EXERCISE GOAL
Gather every line of the listing below that contains the string "Options".
*-*-*
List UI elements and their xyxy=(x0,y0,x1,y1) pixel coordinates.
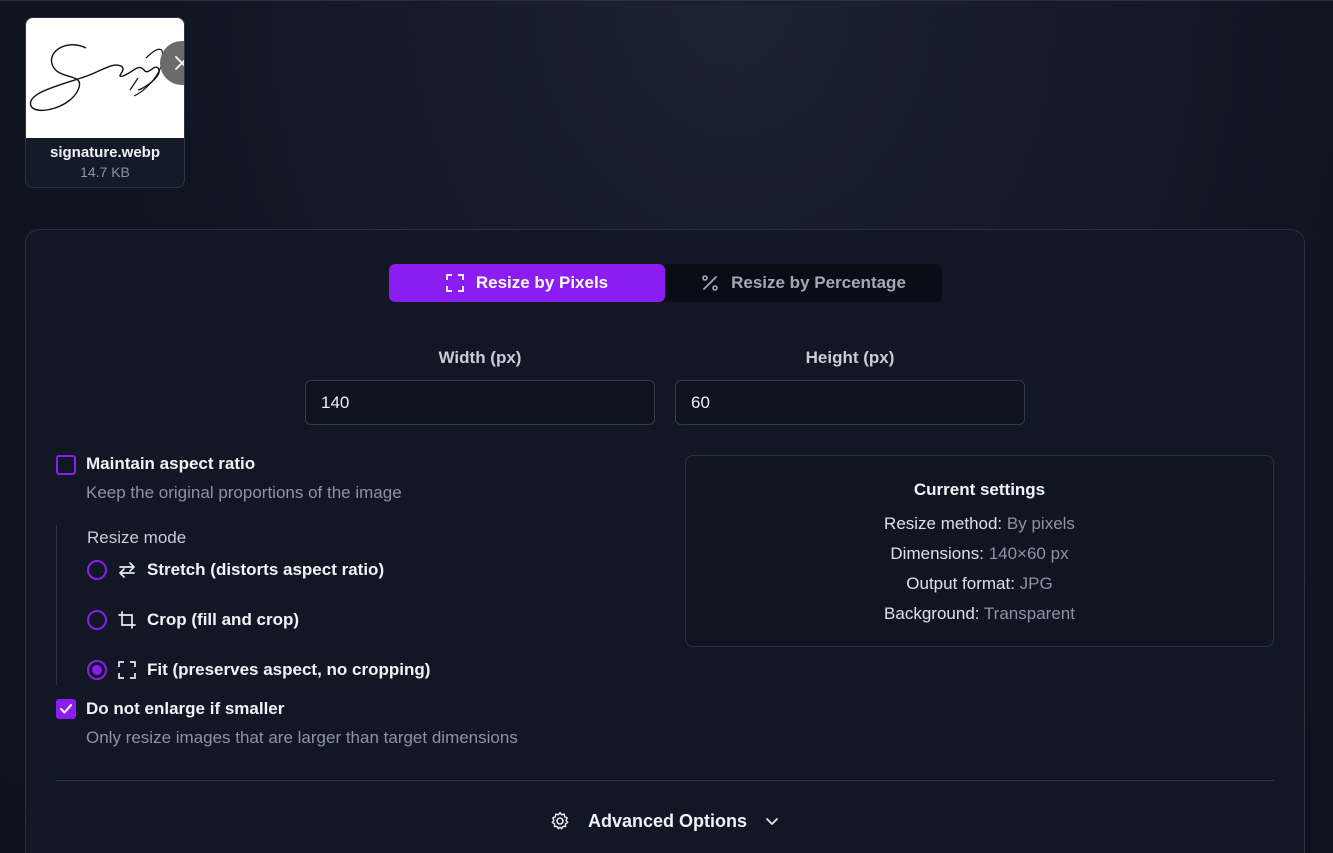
resize-mode-group-line xyxy=(56,525,57,685)
advanced-options-toggle[interactable]: Advanced Options xyxy=(550,808,779,834)
chevron-down-icon xyxy=(766,818,778,825)
width-input[interactable] xyxy=(305,380,655,425)
file-size: 14.7 KB xyxy=(80,164,130,180)
height-label: Height (px) xyxy=(805,348,895,367)
file-thumbnail xyxy=(26,18,184,138)
maintain-aspect-checkbox[interactable] xyxy=(56,455,76,475)
no-enlarge-desc: Only resize images that are larger than … xyxy=(86,728,518,747)
signature-image xyxy=(29,44,164,111)
radio-crop[interactable] xyxy=(87,610,107,630)
setting-key: Resize method: xyxy=(884,514,1003,533)
tab-label: Resize by Percentage xyxy=(731,273,906,292)
radio-selected-dot xyxy=(92,665,102,675)
setting-key: Output format: xyxy=(906,574,1015,593)
current-settings-box: Current settings Resize method: By pixel… xyxy=(685,455,1274,647)
current-settings-title: Current settings xyxy=(913,480,1046,499)
divider xyxy=(56,780,1274,781)
percent-icon xyxy=(702,275,718,291)
fit-label[interactable]: Fit (preserves aspect, no cropping) xyxy=(147,660,430,680)
setting-value: By pixels xyxy=(1006,514,1075,533)
setting-value: JPG xyxy=(1019,574,1053,593)
fit-corners-icon xyxy=(118,661,136,679)
expand-corners-icon xyxy=(445,274,464,292)
no-enlarge-checkbox[interactable] xyxy=(56,699,76,719)
maintain-aspect-desc: Keep the original proportions of the ima… xyxy=(86,483,402,502)
top-border xyxy=(0,0,1333,1)
setting-dimensions: Dimensions: 140×60 px xyxy=(686,544,1273,564)
radio-stretch[interactable] xyxy=(87,560,107,580)
setting-output-format: Output format: JPG xyxy=(686,574,1273,594)
gear-icon xyxy=(551,811,569,830)
radio-fit[interactable] xyxy=(87,660,107,680)
swap-arrows-icon xyxy=(119,562,135,578)
width-label: Width (px) xyxy=(438,348,522,367)
stretch-label[interactable]: Stretch (distorts aspect ratio) xyxy=(147,560,384,580)
file-card[interactable]: signature.webp 14.7 KB xyxy=(25,17,185,188)
crop-icon xyxy=(118,611,136,629)
crop-label[interactable]: Crop (fill and crop) xyxy=(147,610,299,630)
file-name: signature.webp xyxy=(49,144,161,161)
setting-resize-method: Resize method: By pixels xyxy=(686,514,1273,534)
no-enlarge-title: Do not enlarge if smaller xyxy=(86,699,285,718)
setting-value: Transparent xyxy=(983,604,1075,623)
setting-key: Dimensions: xyxy=(890,544,984,563)
close-icon xyxy=(175,56,184,70)
check-icon xyxy=(60,704,72,714)
resize-mode-label: Resize mode xyxy=(87,528,187,547)
setting-background: Background: Transparent xyxy=(686,604,1273,624)
tab-resize-by-pixels[interactable]: Resize by Pixels xyxy=(389,264,665,302)
setting-key: Background: xyxy=(884,604,980,623)
setting-value: 140×60 px xyxy=(988,544,1069,563)
advanced-options-label: Advanced Options xyxy=(588,810,748,831)
height-input[interactable] xyxy=(675,380,1025,425)
tab-label: Resize by Pixels xyxy=(475,273,609,292)
maintain-aspect-title: Maintain aspect ratio xyxy=(86,454,256,473)
tab-resize-by-percentage[interactable]: Resize by Percentage xyxy=(665,264,942,302)
resize-tabs: Resize by Pixels Resize by Percentage xyxy=(389,264,942,302)
resize-panel: Resize by Pixels Resize by Percentage Wi… xyxy=(25,229,1305,853)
*-*-*
COMPLETED EXERCISE
advanced-options-toggle[interactable]: Advanced Options xyxy=(550,808,779,834)
advanced-options-label: Advanced Options xyxy=(588,810,748,831)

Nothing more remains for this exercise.